*DO THIS:* Restate the entries below verbatim.
■ ■ ■ ■ ■
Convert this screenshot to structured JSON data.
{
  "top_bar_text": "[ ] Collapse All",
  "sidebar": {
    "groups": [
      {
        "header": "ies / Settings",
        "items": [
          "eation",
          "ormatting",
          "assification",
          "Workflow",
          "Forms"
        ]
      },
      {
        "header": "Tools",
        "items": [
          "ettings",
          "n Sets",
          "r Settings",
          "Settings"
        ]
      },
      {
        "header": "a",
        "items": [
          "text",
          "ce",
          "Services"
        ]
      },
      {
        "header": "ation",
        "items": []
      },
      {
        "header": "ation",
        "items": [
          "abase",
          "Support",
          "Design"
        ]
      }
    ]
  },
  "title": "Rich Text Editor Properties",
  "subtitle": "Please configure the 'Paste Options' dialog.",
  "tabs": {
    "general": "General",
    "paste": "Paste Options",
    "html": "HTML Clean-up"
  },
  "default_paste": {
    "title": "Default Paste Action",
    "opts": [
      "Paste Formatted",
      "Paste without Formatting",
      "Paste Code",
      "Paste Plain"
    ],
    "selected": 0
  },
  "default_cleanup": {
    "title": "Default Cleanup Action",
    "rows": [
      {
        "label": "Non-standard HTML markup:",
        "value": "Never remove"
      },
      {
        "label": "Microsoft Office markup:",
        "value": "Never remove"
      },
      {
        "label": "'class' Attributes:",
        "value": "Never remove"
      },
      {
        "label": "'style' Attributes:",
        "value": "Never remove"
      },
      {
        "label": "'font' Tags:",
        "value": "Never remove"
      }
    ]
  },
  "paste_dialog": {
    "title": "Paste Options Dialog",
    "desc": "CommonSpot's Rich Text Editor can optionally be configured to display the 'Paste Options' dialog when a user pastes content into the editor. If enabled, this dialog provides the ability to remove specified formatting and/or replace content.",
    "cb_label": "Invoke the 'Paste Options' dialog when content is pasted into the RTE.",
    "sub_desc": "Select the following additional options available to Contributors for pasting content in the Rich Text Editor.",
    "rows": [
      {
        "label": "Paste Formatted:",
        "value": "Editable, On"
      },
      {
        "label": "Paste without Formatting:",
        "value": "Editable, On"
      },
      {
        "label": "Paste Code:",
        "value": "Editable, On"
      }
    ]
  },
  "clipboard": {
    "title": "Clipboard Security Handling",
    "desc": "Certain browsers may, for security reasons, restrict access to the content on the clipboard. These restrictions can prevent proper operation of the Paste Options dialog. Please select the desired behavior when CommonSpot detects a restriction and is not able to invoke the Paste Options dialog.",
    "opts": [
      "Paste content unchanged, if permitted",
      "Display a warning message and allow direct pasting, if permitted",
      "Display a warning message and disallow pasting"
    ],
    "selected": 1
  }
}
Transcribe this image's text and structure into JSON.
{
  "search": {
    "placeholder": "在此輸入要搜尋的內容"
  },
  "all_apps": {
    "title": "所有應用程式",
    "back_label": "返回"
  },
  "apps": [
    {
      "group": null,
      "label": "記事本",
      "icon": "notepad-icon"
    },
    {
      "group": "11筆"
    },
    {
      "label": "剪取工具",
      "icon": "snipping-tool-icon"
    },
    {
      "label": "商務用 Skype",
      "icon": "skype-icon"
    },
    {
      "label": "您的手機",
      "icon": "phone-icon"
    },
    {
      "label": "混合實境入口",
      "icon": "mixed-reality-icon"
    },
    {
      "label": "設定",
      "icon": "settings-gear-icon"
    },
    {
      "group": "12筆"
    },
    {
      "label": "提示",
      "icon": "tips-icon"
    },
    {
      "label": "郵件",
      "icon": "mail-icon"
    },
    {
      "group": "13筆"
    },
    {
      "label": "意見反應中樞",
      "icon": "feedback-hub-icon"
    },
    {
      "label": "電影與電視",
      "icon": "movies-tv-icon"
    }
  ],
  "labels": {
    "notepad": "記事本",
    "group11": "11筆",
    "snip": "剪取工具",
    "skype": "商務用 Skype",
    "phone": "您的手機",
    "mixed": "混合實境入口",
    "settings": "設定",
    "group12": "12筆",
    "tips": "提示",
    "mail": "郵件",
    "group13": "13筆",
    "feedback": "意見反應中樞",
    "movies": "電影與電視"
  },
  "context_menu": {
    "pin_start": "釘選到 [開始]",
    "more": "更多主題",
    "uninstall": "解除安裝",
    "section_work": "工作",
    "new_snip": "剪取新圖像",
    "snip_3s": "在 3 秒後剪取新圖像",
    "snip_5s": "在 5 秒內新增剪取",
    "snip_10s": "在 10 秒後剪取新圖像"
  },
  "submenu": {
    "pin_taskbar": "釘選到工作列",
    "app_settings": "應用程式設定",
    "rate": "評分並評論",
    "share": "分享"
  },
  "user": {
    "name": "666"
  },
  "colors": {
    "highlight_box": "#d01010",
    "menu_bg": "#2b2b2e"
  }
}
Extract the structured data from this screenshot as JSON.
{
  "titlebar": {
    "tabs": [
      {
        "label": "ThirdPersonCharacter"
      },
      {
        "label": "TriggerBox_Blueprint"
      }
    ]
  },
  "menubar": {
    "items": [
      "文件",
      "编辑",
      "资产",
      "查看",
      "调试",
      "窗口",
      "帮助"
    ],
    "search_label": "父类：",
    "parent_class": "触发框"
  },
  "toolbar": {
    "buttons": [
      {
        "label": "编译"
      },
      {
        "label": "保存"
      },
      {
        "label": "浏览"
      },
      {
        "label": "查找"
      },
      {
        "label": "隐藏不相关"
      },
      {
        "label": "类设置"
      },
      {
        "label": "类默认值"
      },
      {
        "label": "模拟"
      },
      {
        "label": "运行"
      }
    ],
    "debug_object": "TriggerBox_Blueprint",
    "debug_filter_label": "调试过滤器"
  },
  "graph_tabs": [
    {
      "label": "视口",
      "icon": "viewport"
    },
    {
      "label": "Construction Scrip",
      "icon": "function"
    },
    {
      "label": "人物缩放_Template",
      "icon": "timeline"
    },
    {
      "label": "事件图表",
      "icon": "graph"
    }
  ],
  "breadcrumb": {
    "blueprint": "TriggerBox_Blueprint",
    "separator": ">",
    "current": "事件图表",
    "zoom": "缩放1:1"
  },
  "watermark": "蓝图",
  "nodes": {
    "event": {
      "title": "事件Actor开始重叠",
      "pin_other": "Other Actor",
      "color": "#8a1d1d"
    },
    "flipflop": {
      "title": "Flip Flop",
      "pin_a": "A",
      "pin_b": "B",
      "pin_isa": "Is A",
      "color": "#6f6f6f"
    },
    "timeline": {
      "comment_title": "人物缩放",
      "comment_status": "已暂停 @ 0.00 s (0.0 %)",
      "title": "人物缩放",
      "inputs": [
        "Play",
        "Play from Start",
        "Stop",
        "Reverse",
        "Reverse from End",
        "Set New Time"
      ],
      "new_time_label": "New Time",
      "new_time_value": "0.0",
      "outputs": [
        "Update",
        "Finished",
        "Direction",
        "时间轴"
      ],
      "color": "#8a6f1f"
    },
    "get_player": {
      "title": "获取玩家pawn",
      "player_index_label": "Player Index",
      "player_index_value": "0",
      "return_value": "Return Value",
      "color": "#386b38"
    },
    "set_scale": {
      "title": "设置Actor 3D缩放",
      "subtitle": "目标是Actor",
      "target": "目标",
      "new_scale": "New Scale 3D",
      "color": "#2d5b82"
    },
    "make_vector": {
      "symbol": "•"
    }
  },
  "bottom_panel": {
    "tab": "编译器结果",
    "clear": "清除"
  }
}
■ ■ ■ ■ ■
*RESULT:*
Convert this screenshot to structured JSON data.
{
  "top_bar_text": "[ ] Collapse All",
  "sidebar": {
    "groups": [
      {
        "header": "ies / Settings",
        "items": [
          "eation",
          "ormatting",
          "assification",
          "Workflow",
          "Forms"
        ]
      },
      {
        "header": "Tools",
        "items": [
          "ettings",
          "n Sets",
          "r Settings",
          "Settings"
        ]
      },
      {
        "header": "a",
        "items": [
          "text",
          "ce",
          "Services"
        ]
      },
      {
        "header": "ation",
        "items": []
      },
      {
        "header": "ation",
        "items": [
          "abase",
          "Support",
          "Design"
        ]
      }
    ]
  },
  "title": "Rich Text Editor Properties",
  "subtitle": "Please configure the 'Paste Options' dialog.",
  "tabs": {
    "general": "General",
    "paste": "Paste Options",
    "html": "HTML Clean-up"
  },
  "default_paste": {
    "title": "Default Paste Action",
    "opts": [
      "Paste Formatted",
      "Paste without Formatting",
      "Paste Code",
      "Paste Plain"
    ],
    "selected": 0
  },
  "default_cleanup": {
    "title": "Default Cleanup Action",
    "rows": [
      {
        "label": "Non-standard HTML markup:",
        "value": "Never remove"
      },
      {
        "label": "Microsoft Office markup:",
        "value": "Never remove"
      },
      {
        "label": "'class' Attributes:",
        "value": "Never remove"
      },
      {
        "label": "'style' Attributes:",
        "value": "Never remove"
      },
      {
        "label": "'font' Tags:",
        "value": "Never remove"
      }
    ]
  },
  "paste_dialog": {
    "title": "Paste Options Dialog",
    "desc": "CommonSpot's Rich Text Editor can optionally be configured to display the 'Paste Options' dialog when a user pastes content into the editor. If enabled, this dialog provides the ability to remove specified formatting and/or replace content.",
    "cb_label": "Invoke the 'Paste Options' dialog when content is pasted into the RTE.",
    "sub_desc": "Select the following additional options available to Contributors for pasting content in the Rich Text Editor.",
    "rows": [
      {
        "label": "Paste Formatted:",
        "value": "Editable, On"
      },
      {
        "label": "Paste without Formatting:",
        "value": "Editable, On"
      },
      {
        "label": "Paste Code:",
        "value": "Editable, On"
      }
    ]
  },
  "clipboard": {
    "title": "Clipboard Security Handling",
    "desc": "Certain browsers may, for security reasons, restrict access to the content on the clipboard. These restrictions can prevent proper operation of the Paste Options dialog. Please select the desired behavior when CommonSpot detects a restriction and is not able to invoke the Paste Options dialog.",
    "opts": [
      "Paste content unchanged, if permitted",
      "Display a warning message and allow direct pasting, if permitted",
      "Display a warning message and disallow pasting"
    ],
    "selected": 1
  }
}
Transcribe this image's text and structure into JSON.
{
  "search": {
    "placeholder": "在此輸入要搜尋的內容"
  },
  "all_apps": {
    "title": "所有應用程式",
    "back_label": "返回"
  },
  "apps": [
    {
      "group": null,
      "label": "記事本",
      "icon": "notepad-icon"
    },
    {
      "group": "11筆"
    },
    {
      "label": "剪取工具",
      "icon": "snipping-tool-icon"
    },
    {
      "label": "商務用 Skype",
      "icon": "skype-icon"
    },
    {
      "label": "您的手機",
      "icon": "phone-icon"
    },
    {
      "label": "混合實境入口",
      "icon": "mixed-reality-icon"
    },
    {
      "label": "設定",
      "icon": "settings-gear-icon"
    },
    {
      "group": "12筆"
    },
    {
      "label": "提示",
      "icon": "tips-icon"
    },
    {
      "label": "郵件",
      "icon": "mail-icon"
    },
    {
      "group": "13筆"
    },
    {
      "label": "意見反應中樞",
      "icon": "feedback-hub-icon"
    },
    {
      "label": "電影與電視",
      "icon": "movies-tv-icon"
    }
  ],
  "labels": {
    "notepad": "記事本",
    "group11": "11筆",
    "snip": "剪取工具",
    "skype": "商務用 Skype",
    "phone": "您的手機",
    "mixed": "混合實境入口",
    "settings": "設定",
    "group12": "12筆",
    "tips": "提示",
    "mail": "郵件",
    "group13": "13筆",
    "feedback": "意見反應中樞",
    "movies": "電影與電視"
  },
  "context_menu": {
    "pin_start": "釘選到 [開始]",
    "more": "更多主題",
    "uninstall": "解除安裝",
    "section_work": "工作",
    "new_snip": "剪取新圖像",
    "snip_3s": "在 3 秒後剪取新圖像",
    "snip_5s": "在 5 秒內新增剪取",
    "snip_10s": "在 10 秒後剪取新圖像"
  },
  "submenu": {
    "pin_taskbar": "釘選到工作列",
    "app_settings": "應用程式設定",
    "rate": "評分並評論",
    "share": "分享"
  },
  "user": {
    "name": "666"
  },
  "colors": {
    "highlight_box": "#d01010",
    "menu_bg": "#2b2b2e"
  }
}
Extract the structured data from this screenshot as JSON.
{
  "titlebar": {
    "tabs": [
      {
        "label": "ThirdPersonCharacter"
      },
      {
        "label": "TriggerBox_Blueprint"
      }
    ]
  },
  "menubar": {
    "items": [
      "文件",
      "编辑",
      "资产",
      "查看",
      "调试",
      "窗口",
      "帮助"
    ],
    "search_label": "父类：",
    "parent_class": "触发框"
  },
  "toolbar": {
    "buttons": [
      {
        "label": "编译"
      },
      {
        "label": "保存"
      },
      {
        "label": "浏览"
      },
      {
        "label": "查找"
      },
      {
        "label": "隐藏不相关"
      },
      {
        "label": "类设置"
      },
      {
        "label": "类默认值"
      },
      {
        "label": "模拟"
      },
      {
        "label": "运行"
      }
    ],
    "debug_object": "TriggerBox_Blueprint",
    "debug_filter_label": "调试过滤器"
  },
  "graph_tabs": [
    {
      "label": "视口",
      "icon": "viewport"
    },
    {
      "label": "Construction Scrip",
      "icon": "function"
    },
    {
      "label": "人物缩放_Template",
      "icon": "timeline"
    },
    {
      "label": "事件图表",
      "icon": "graph"
    }
  ],
  "breadcrumb": {
    "blueprint": "TriggerBox_Blueprint",
    "separator": ">",
    "current": "事件图表",
    "zoom": "缩放1:1"
  },
  "watermark": "蓝图",
  "nodes": {
    "event": {
      "title": "事件Actor开始重叠",
      "pin_other": "Other Actor",
      "color": "#8a1d1d"
    },
    "flipflop": {
      "title": "Flip Flop",
      "pin_a": "A",
      "pin_b": "B",
      "pin_isa": "Is A",
      "color": "#6f6f6f"
    },
    "timeline": {
      "comment_title": "人物缩放",
      "comment_status": "已暂停 @ 0.00 s (0.0 %)",
      "title": "人物缩放",
      "inputs": [
        "Play",
        "Play from Start",
        "Stop",
        "Reverse",
        "Reverse from End",
        "Set New Time"
      ],
      "new_time_label": "New Time",
      "new_time_value": "0.0",
      "outputs": [
        "Update",
        "Finished",
        "Direction",
        "时间轴"
      ],
      "color": "#8a6f1f"
    },
    "get_player": {
      "title": "获取玩家pawn",
      "player_index_label": "Player Index",
      "player_index_value": "0",
      "return_value": "Return Value",
      "color": "#386b38"
    },
    "set_scale": {
      "title": "设置Actor 3D缩放",
      "subtitle": "目标是Actor",
      "target": "目标",
      "new_scale": "New Scale 3D",
      "color": "#2d5b82"
    },
    "make_vector": {
      "symbol": "•"
    }
  },
  "bottom_panel": {
    "tab": "编译器结果",
    "clear": "清除"
  }
}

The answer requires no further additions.